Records
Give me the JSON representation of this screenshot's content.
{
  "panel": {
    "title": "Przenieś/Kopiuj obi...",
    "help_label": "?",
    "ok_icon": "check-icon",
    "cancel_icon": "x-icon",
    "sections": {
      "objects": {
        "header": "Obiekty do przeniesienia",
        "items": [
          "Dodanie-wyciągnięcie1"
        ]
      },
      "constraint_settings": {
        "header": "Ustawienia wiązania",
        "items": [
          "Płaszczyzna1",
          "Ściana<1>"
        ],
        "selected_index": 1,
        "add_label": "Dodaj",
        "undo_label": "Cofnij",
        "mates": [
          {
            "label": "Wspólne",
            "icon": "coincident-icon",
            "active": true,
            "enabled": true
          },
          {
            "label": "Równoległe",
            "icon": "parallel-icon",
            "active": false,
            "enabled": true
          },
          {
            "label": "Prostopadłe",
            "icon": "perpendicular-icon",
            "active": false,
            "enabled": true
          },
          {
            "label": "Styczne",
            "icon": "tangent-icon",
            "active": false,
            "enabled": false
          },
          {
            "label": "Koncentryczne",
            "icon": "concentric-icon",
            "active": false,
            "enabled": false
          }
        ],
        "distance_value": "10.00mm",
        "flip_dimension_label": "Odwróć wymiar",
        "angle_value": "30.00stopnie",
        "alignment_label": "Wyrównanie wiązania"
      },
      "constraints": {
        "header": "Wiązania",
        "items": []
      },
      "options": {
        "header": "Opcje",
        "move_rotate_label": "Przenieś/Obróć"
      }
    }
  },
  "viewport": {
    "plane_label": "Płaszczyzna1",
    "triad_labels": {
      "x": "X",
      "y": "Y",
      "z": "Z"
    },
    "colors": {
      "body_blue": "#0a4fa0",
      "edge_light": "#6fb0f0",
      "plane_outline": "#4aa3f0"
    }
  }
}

| What the task asks |
Check each line of the records above for the string "Przenieś", and report every line that has it.

| Completed exercise |
    "title": "Przenieś/Kopiuj obi...",
        "move_rotate_label": "Przenieś/Obróć"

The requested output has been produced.